> [Aim of the exercise]: Reproduce each line of the listing below verbatim, without any changes.

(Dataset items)
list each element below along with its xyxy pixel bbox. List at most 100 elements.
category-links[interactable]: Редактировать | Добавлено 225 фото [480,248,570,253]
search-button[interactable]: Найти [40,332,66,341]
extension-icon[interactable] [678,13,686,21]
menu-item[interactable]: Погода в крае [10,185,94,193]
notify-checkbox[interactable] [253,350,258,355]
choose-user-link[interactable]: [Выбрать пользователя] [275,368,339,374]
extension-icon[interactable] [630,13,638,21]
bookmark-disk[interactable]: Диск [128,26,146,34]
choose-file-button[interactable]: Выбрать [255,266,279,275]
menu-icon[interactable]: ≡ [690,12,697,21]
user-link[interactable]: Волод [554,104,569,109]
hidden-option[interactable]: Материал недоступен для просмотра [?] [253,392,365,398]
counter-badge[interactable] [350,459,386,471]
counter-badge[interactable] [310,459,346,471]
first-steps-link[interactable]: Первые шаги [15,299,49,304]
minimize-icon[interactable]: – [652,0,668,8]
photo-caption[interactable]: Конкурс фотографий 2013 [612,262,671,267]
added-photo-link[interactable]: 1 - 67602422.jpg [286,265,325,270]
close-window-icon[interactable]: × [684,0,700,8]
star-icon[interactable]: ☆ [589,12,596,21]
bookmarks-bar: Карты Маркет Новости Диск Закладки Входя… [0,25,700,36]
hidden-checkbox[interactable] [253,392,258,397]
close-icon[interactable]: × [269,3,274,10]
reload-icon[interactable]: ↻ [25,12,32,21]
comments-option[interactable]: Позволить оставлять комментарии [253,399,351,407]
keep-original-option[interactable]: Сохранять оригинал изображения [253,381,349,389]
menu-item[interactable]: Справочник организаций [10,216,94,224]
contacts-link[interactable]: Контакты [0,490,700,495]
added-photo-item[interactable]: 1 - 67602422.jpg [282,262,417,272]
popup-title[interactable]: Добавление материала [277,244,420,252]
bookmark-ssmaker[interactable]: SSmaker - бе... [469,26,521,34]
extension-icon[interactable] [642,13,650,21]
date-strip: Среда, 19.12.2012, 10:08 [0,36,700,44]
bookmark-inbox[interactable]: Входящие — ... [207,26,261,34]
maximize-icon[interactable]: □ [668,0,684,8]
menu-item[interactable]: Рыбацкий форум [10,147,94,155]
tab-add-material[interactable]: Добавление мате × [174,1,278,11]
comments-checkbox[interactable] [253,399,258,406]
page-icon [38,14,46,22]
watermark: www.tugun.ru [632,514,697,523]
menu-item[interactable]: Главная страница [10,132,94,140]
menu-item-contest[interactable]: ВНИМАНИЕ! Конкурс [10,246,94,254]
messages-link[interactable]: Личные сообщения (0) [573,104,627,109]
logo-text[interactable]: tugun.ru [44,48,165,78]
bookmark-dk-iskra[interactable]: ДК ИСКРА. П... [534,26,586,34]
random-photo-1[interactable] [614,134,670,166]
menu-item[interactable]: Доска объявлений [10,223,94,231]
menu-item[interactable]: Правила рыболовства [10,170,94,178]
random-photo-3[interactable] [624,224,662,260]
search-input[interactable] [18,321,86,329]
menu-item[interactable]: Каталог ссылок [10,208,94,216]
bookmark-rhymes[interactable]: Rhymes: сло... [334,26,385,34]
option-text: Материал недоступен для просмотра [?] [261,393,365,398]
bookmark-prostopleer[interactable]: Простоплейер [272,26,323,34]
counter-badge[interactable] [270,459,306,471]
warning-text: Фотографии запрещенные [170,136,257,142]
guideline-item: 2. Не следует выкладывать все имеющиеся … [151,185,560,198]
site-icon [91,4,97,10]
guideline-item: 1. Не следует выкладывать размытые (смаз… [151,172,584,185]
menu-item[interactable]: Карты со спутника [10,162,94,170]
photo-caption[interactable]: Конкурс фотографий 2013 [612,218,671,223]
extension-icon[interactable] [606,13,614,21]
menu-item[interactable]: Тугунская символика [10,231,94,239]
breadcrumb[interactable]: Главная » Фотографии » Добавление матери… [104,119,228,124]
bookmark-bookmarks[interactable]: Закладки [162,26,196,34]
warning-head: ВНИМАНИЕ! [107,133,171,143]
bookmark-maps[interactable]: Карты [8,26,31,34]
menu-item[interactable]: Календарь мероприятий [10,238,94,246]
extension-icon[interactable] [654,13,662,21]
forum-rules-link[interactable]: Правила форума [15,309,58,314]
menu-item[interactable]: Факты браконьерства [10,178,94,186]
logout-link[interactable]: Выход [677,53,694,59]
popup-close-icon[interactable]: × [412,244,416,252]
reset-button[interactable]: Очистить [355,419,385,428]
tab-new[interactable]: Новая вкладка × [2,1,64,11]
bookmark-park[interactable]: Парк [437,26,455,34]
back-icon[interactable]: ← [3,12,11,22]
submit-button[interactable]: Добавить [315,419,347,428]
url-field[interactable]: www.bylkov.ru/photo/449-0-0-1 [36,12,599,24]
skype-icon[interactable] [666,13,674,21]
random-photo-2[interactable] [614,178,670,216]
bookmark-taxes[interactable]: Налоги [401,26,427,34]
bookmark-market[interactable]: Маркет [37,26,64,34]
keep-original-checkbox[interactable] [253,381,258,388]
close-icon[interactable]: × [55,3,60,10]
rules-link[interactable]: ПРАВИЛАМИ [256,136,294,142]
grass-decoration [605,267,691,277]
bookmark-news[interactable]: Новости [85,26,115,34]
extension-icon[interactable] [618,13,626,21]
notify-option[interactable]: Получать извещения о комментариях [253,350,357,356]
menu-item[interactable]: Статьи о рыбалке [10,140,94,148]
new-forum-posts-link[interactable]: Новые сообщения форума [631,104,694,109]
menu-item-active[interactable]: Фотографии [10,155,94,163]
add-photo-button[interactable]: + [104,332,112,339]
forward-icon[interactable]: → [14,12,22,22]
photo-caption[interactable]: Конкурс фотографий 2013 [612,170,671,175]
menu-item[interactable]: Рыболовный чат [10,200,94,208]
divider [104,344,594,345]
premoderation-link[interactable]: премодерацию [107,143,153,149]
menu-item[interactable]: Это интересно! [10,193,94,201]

> [Correct answer]:
list each element below along with its xyxy pixel bbox. List at most 100 elements.
category-links[interactable]: Редактировать | Добавлено 225 фото [480,248,570,253]
search-button[interactable]: Найти [40,332,66,341]
extension-icon[interactable] [678,13,686,21]
menu-item[interactable]: Погода в крае [10,185,94,193]
notify-checkbox[interactable] [253,350,258,355]
choose-user-link[interactable]: [Выбрать пользователя] [275,368,339,374]
extension-icon[interactable] [630,13,638,21]
bookmark-disk[interactable]: Диск [128,26,146,34]
choose-file-button[interactable]: Выбрать [255,266,279,275]
menu-icon[interactable]: ≡ [690,12,697,21]
user-link[interactable]: Волод [554,104,569,109]
hidden-option[interactable]: Материал недоступен для просмотра [?] [253,392,365,398]
counter-badge[interactable] [350,459,386,471]
counter-badge[interactable] [310,459,346,471]
first-steps-link[interactable]: Первые шаги [15,299,49,304]
minimize-icon[interactable]: – [652,0,668,8]
photo-caption[interactable]: Конкурс фотографий 2013 [612,262,671,267]
added-photo-link[interactable]: 1 - 67602422.jpg [286,265,325,270]
close-window-icon[interactable]: × [684,0,700,8]
star-icon[interactable]: ☆ [589,12,596,21]
bookmarks-bar: Карты Маркет Новости Диск Закладки Входя… [0,25,700,36]
hidden-checkbox[interactable] [253,392,258,397]
close-icon[interactable]: × [269,3,274,10]
reload-icon[interactable]: ↻ [25,12,32,21]
comments-option[interactable]: Позволить оставлять комментарии [253,399,351,407]
keep-original-option[interactable]: Сохранять оригинал изображения [253,381,349,389]
menu-item[interactable]: Справочник организаций [10,216,94,224]
contacts-link[interactable]: Контакты [0,490,700,495]
added-photo-item[interactable]: 1 - 67602422.jpg [282,262,417,272]
popup-title[interactable]: Добавление материала [277,244,420,252]
bookmark-ssmaker[interactable]: SSmaker - бе... [469,26,521,34]
extension-icon[interactable] [642,13,650,21]
date-strip: Среда, 19.12.2012, 10:08 [0,36,700,44]
bookmark-inbox[interactable]: Входящие — ... [207,26,261,34]
maximize-icon[interactable]: □ [668,0,684,8]
menu-item[interactable]: Рыбацкий форум [10,147,94,155]
tab-add-material[interactable]: Добавление мате × [174,1,278,11]
comments-checkbox[interactable] [253,399,258,406]
page-icon [38,14,46,22]
watermark: www.tugun.ru [632,514,697,523]
menu-item[interactable]: Главная страница [10,132,94,140]
menu-item-contest[interactable]: ВНИМАНИЕ! Конкурс [10,246,94,254]
messages-link[interactable]: Личные сообщения (0) [573,104,627,109]
logo-text[interactable]: tugun.ru [44,48,165,78]
bookmark-dk-iskra[interactable]: ДК ИСКРА. П... [534,26,586,34]
random-photo-1[interactable] [614,134,670,166]
menu-item[interactable]: Доска объявлений [10,223,94,231]
menu-item[interactable]: Правила рыболовства [10,170,94,178]
random-photo-3[interactable] [624,224,662,260]
search-input[interactable] [18,321,86,329]
menu-item[interactable]: Каталог ссылок [10,208,94,216]
bookmark-rhymes[interactable]: Rhymes: сло... [334,26,385,34]
option-text: Материал недоступен для просмотра [?] [261,393,365,398]
bookmark-prostopleer[interactable]: Простоплейер [272,26,323,34]
counter-badge[interactable] [270,459,306,471]
warning-text: Фотографии запрещенные [170,136,257,142]
guideline-item: 2. Не следует выкладывать все имеющиеся … [151,185,560,198]
site-icon [91,4,97,10]
guideline-item: 1. Не следует выкладывать размытые (смаз… [151,172,584,185]
menu-item[interactable]: Карты со спутника [10,162,94,170]
photo-caption[interactable]: Конкурс фотографий 2013 [612,218,671,223]
extension-icon[interactable] [606,13,614,21]
menu-item[interactable]: Тугунская символика [10,231,94,239]
breadcrumb[interactable]: Главная » Фотографии » Добавление матери… [104,119,228,124]
bookmark-bookmarks[interactable]: Закладки [162,26,196,34]
warning-head: ВНИМАНИЕ! [107,133,171,143]
bookmark-maps[interactable]: Карты [8,26,31,34]
menu-item[interactable]: Календарь мероприятий [10,238,94,246]
extension-icon[interactable] [654,13,662,21]
forum-rules-link[interactable]: Правила форума [15,309,58,314]
menu-item[interactable]: Факты браконьерства [10,178,94,186]
logout-link[interactable]: Выход [677,53,694,59]
popup-close-icon[interactable]: × [412,244,416,252]
reset-button[interactable]: Очистить [355,419,385,428]
tab-new[interactable]: Новая вкладка × [2,1,64,11]
bookmark-park[interactable]: Парк [437,26,455,34]
back-icon[interactable]: ← [3,12,11,22]
submit-button[interactable]: Добавить [315,419,347,428]
url-field[interactable]: www.bylkov.ru/photo/449-0-0-1 [36,12,599,24]
skype-icon[interactable] [666,13,674,21]
random-photo-2[interactable] [614,178,670,216]
bookmark-taxes[interactable]: Налоги [401,26,427,34]
bookmark-market[interactable]: Маркет [37,26,64,34]
keep-original-checkbox[interactable] [253,381,258,388]
close-icon[interactable]: × [55,3,60,10]
rules-link[interactable]: ПРАВИЛАМИ [256,136,294,142]
grass-decoration [605,267,691,277]
bookmark-news[interactable]: Новости [85,26,115,34]
extension-icon[interactable] [618,13,626,21]
notify-option[interactable]: Получать извещения о комментариях [253,350,357,356]
menu-item[interactable]: Статьи о рыбалке [10,140,94,148]
new-forum-posts-link[interactable]: Новые сообщения форума [631,104,694,109]
menu-item-active[interactable]: Фотографии [10,155,94,163]
add-photo-button[interactable]: + [104,332,112,339]
forward-icon[interactable]: → [14,12,22,22]
photo-caption[interactable]: Конкурс фотографий 2013 [612,170,671,175]
menu-item[interactable]: Рыболовный чат [10,200,94,208]
divider [104,344,594,345]
premoderation-link[interactable]: премодерацию [107,143,153,149]
menu-item[interactable]: Это интересно! [10,193,94,201]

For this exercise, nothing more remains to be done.